● **What is expected**:
Your answer should be a single number: the count of lines containing "wind".
----
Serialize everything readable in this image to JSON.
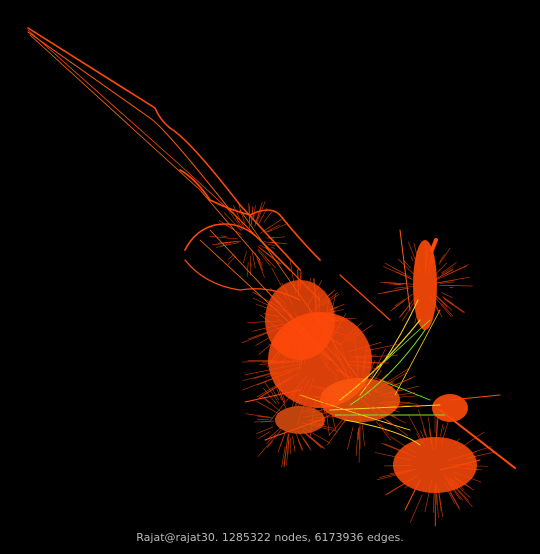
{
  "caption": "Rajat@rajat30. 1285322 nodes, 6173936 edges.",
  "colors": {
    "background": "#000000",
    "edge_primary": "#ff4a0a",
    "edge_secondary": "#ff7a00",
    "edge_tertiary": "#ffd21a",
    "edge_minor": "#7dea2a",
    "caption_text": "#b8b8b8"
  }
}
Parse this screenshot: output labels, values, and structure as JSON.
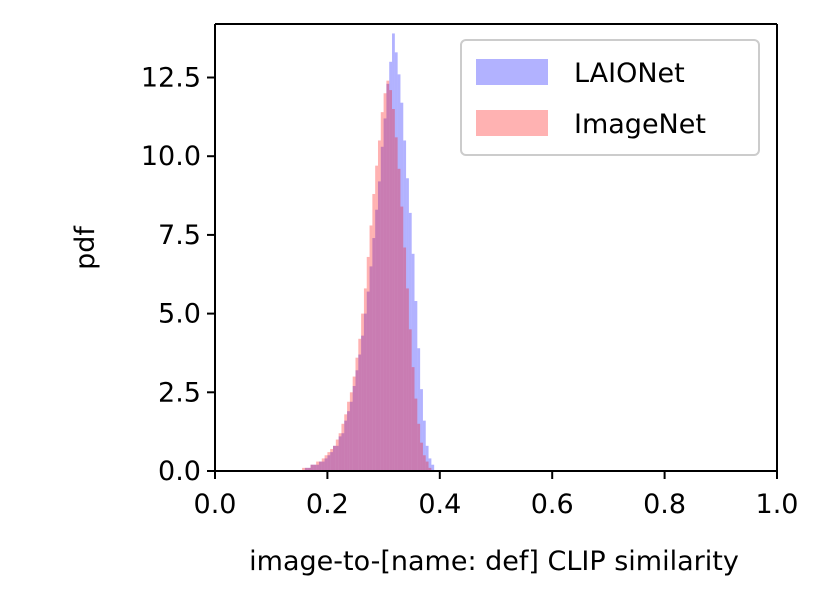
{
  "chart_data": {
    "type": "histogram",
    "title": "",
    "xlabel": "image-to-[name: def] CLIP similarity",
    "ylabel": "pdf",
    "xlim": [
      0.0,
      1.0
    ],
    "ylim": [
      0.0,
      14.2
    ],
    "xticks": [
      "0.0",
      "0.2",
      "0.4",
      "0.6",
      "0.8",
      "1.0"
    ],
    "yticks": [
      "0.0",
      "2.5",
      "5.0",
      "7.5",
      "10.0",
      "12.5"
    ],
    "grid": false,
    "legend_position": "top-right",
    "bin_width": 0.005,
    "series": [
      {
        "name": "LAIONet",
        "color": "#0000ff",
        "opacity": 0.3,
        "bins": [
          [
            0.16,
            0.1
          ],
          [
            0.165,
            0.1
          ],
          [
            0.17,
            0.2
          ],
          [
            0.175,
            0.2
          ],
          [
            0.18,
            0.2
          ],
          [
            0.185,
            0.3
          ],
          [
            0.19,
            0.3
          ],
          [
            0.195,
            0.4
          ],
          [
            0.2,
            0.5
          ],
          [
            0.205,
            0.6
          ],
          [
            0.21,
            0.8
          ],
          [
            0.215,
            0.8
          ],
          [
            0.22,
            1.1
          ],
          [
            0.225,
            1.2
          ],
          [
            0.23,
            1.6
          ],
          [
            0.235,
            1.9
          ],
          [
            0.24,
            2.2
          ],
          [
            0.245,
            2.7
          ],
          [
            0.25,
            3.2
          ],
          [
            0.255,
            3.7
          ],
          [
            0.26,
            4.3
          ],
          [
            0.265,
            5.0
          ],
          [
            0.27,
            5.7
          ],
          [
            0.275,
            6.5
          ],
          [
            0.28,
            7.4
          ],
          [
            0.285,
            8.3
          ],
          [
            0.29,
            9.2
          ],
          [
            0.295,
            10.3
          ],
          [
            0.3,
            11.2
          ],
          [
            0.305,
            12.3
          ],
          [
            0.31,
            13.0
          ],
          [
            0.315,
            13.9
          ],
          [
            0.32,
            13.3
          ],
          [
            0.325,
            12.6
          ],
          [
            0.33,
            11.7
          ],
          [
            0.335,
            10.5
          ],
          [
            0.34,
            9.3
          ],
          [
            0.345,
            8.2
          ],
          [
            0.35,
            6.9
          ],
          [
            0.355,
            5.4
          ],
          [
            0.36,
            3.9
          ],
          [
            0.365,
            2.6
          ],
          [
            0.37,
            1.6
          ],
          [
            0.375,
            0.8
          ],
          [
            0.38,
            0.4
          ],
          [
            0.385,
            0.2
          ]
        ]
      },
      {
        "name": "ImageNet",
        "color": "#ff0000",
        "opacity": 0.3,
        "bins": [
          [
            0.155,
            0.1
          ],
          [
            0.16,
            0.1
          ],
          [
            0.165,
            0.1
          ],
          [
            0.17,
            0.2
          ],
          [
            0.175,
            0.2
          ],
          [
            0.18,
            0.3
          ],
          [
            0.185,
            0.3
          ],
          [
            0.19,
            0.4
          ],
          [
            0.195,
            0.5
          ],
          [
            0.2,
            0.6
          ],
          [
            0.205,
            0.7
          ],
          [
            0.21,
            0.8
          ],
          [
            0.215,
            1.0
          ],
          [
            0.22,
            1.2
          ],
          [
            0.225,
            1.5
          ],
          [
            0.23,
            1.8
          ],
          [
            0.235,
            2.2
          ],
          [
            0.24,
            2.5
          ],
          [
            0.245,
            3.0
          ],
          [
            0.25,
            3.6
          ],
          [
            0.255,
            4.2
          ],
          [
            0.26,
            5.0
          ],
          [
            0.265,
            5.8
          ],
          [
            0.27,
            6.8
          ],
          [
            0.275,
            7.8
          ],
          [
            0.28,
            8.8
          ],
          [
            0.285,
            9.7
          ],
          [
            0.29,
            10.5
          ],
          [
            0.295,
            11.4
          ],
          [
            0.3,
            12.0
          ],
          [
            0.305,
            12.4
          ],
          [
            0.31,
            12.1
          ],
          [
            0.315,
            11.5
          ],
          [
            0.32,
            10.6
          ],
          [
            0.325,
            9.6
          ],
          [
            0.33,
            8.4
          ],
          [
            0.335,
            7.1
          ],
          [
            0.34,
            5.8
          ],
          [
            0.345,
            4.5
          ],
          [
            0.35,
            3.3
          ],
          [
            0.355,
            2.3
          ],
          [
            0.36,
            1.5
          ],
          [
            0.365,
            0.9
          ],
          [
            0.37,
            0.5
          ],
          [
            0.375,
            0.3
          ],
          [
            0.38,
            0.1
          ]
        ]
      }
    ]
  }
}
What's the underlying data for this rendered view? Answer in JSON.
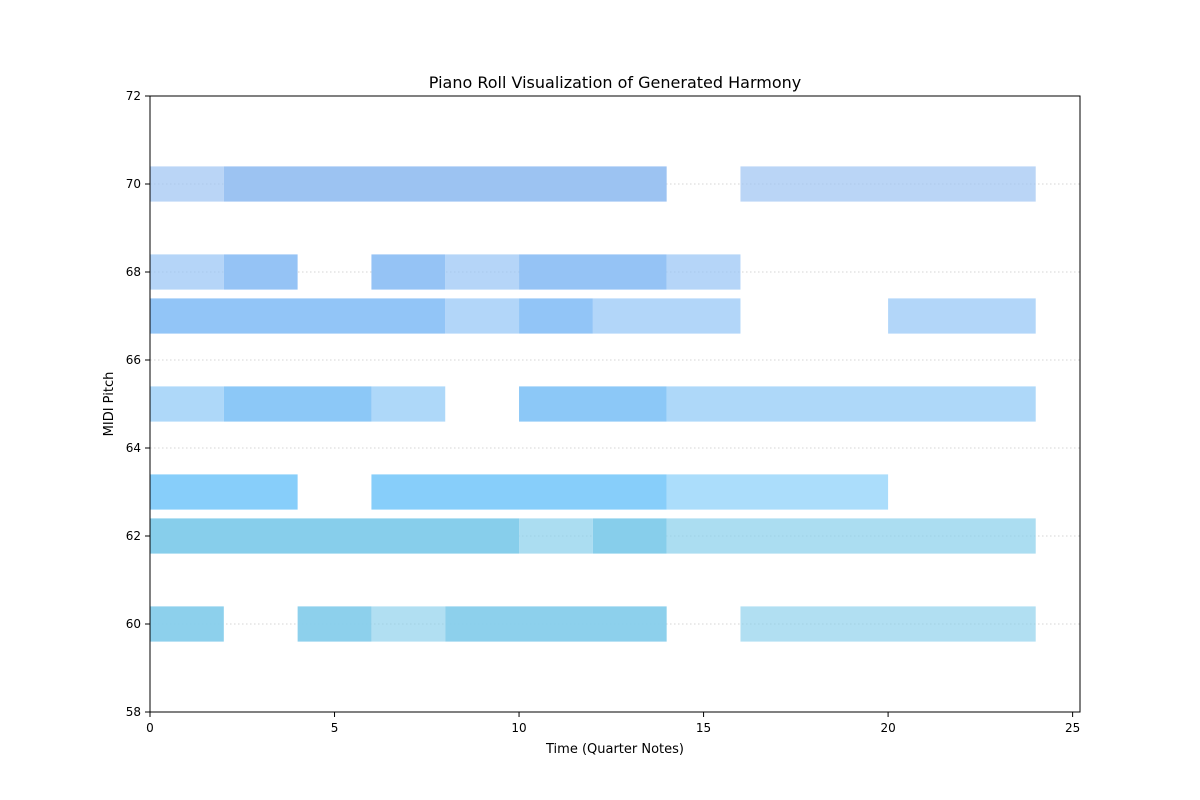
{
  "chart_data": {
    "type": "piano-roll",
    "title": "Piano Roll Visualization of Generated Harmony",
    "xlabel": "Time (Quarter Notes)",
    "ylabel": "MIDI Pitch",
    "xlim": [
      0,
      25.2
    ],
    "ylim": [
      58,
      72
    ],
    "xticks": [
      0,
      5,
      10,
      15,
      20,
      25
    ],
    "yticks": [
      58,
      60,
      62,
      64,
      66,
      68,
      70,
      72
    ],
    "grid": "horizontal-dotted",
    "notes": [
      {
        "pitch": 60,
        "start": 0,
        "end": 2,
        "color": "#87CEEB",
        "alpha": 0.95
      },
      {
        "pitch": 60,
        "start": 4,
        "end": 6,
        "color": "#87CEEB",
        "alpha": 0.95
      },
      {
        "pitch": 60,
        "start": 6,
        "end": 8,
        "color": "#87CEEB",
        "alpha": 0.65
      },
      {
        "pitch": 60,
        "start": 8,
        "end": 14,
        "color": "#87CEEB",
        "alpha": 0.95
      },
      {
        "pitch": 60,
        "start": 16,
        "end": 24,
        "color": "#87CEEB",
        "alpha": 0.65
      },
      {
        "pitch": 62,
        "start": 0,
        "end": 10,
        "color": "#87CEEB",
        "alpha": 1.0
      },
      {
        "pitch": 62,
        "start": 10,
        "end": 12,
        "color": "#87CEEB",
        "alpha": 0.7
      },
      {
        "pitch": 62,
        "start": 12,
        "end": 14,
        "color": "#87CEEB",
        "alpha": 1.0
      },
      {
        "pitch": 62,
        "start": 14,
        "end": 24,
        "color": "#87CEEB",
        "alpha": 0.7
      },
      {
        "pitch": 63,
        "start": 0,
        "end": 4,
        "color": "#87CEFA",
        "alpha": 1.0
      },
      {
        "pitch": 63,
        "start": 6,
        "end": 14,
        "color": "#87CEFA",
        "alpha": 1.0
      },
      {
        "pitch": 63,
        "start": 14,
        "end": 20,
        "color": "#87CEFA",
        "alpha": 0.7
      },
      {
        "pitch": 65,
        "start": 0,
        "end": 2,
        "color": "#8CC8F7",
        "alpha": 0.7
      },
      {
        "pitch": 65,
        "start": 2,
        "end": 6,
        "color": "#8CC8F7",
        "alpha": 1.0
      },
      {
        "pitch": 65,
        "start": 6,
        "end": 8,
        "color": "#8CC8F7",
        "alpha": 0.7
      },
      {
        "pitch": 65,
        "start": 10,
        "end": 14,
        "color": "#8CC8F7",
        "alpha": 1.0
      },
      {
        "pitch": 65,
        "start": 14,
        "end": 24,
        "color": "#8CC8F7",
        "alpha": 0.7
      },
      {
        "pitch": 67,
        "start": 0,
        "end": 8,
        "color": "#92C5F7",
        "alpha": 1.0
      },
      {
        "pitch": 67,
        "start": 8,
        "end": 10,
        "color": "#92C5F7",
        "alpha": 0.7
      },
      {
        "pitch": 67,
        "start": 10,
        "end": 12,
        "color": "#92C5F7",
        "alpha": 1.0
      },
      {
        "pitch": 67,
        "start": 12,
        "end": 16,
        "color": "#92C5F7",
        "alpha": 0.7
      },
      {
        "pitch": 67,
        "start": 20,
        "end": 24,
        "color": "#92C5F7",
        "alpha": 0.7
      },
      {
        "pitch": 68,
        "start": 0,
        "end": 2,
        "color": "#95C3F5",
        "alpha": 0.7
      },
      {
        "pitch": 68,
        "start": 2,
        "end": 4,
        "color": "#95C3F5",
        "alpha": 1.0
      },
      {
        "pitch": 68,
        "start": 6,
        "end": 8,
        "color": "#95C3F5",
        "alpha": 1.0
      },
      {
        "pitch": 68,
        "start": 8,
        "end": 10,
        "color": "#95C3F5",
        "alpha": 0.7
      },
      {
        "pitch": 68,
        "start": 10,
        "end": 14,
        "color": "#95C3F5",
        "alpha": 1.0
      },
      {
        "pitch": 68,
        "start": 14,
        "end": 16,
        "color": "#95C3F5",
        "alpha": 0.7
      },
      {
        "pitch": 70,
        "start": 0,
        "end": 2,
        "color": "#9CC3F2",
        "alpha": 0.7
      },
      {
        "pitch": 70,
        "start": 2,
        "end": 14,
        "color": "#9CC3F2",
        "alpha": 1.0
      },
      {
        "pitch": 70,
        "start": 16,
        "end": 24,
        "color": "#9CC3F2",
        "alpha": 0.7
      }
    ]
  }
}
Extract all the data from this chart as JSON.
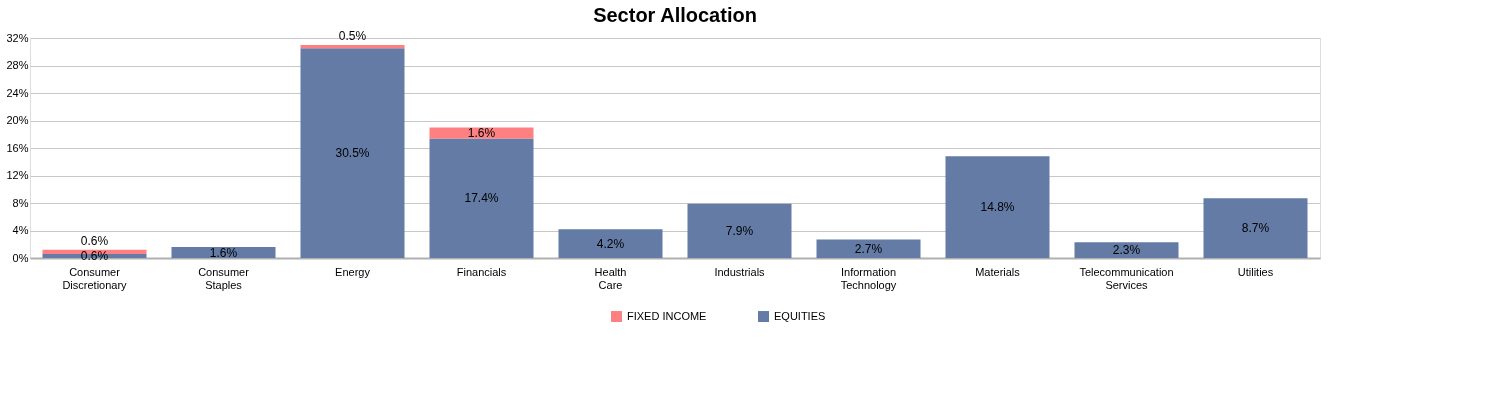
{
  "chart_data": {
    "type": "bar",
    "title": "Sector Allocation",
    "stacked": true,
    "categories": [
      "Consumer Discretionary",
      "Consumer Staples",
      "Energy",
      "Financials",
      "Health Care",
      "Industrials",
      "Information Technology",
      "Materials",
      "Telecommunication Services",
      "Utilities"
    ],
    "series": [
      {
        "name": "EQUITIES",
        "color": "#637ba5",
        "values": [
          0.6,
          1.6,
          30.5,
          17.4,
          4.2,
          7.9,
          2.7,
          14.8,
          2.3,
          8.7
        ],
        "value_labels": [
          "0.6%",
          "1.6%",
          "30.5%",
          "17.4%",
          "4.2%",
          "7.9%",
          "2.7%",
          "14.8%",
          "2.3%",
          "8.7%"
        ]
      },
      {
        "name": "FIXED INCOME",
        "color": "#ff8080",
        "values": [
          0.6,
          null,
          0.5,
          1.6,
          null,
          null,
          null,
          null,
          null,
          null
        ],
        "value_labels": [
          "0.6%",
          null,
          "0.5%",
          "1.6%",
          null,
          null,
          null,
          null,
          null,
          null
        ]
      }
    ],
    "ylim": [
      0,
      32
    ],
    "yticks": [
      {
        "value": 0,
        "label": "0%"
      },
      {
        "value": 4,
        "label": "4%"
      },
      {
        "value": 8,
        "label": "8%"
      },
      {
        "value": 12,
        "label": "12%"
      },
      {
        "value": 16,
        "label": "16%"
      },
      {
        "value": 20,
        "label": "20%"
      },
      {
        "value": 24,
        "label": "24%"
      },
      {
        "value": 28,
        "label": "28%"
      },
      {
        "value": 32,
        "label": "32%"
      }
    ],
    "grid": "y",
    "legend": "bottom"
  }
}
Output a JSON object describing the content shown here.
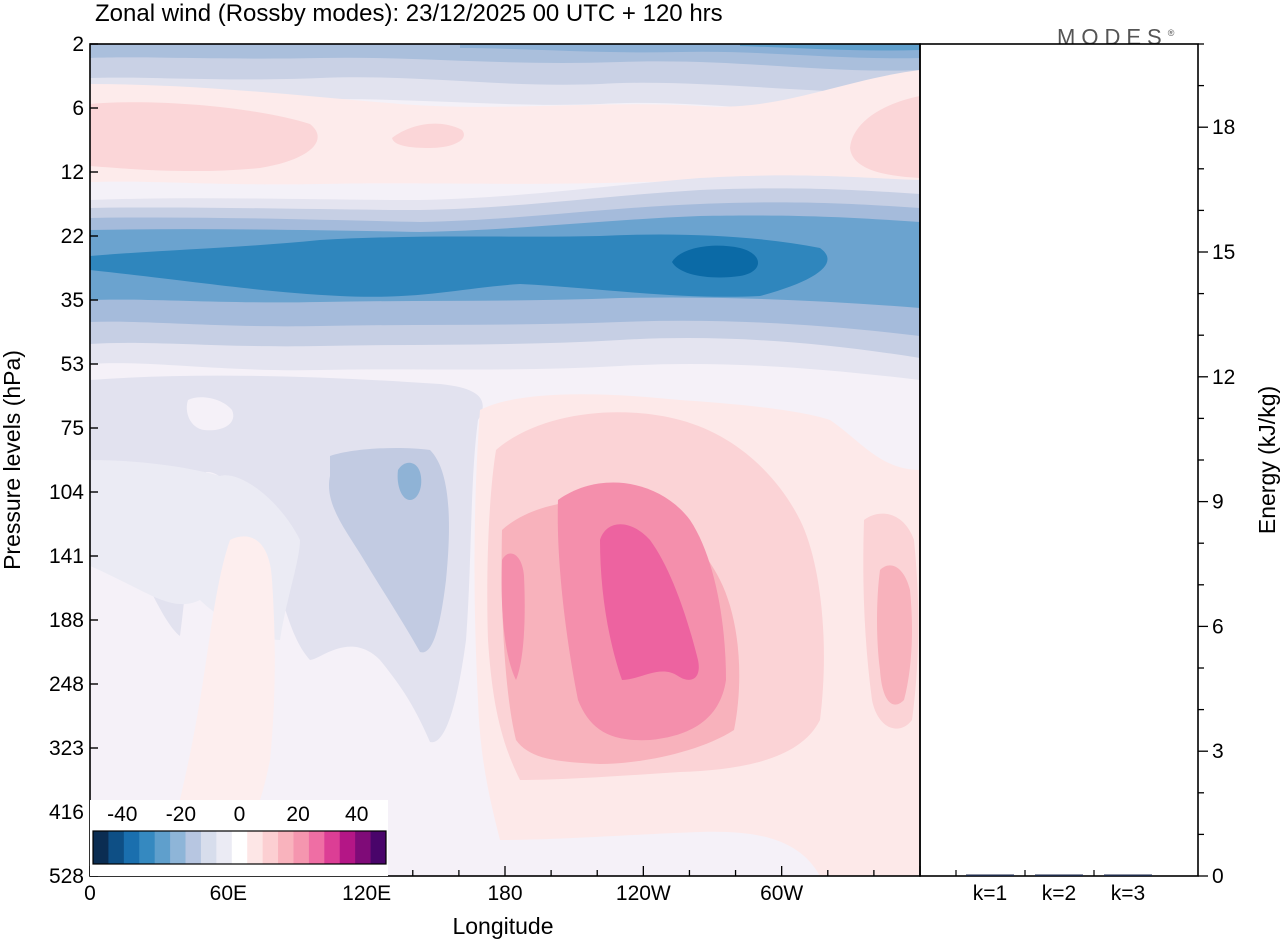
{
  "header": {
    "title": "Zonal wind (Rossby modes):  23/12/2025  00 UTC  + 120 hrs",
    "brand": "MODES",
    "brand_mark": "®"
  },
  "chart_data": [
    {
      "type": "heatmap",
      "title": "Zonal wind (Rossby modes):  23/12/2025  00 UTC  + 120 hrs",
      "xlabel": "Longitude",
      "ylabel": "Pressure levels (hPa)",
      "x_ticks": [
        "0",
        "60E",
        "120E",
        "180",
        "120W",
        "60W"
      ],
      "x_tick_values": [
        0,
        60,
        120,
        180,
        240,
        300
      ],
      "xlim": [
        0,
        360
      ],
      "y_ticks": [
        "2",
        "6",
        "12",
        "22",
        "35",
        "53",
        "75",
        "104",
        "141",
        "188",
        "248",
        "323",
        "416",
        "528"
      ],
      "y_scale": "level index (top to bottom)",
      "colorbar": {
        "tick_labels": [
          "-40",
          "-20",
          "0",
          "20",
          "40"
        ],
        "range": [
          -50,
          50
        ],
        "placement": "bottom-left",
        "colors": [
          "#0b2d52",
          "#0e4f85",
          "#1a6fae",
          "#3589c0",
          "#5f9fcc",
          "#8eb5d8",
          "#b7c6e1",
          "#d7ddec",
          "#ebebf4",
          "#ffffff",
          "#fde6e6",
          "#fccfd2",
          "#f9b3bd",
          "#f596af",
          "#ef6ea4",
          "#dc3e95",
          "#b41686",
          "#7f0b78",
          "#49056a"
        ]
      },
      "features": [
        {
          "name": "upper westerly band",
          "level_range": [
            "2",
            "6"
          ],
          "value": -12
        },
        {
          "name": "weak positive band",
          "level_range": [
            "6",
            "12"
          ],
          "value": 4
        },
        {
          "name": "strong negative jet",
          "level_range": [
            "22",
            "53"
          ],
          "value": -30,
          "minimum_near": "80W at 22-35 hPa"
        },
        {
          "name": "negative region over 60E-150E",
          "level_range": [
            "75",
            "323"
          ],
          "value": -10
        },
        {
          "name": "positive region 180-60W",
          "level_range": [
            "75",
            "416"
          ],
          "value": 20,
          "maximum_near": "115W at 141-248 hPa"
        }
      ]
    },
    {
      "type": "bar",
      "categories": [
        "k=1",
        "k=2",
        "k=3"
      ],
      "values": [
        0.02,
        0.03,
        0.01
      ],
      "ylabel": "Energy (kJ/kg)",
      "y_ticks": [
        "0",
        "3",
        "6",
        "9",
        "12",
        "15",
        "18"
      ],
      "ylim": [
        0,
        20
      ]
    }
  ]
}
----
● **The result**:
2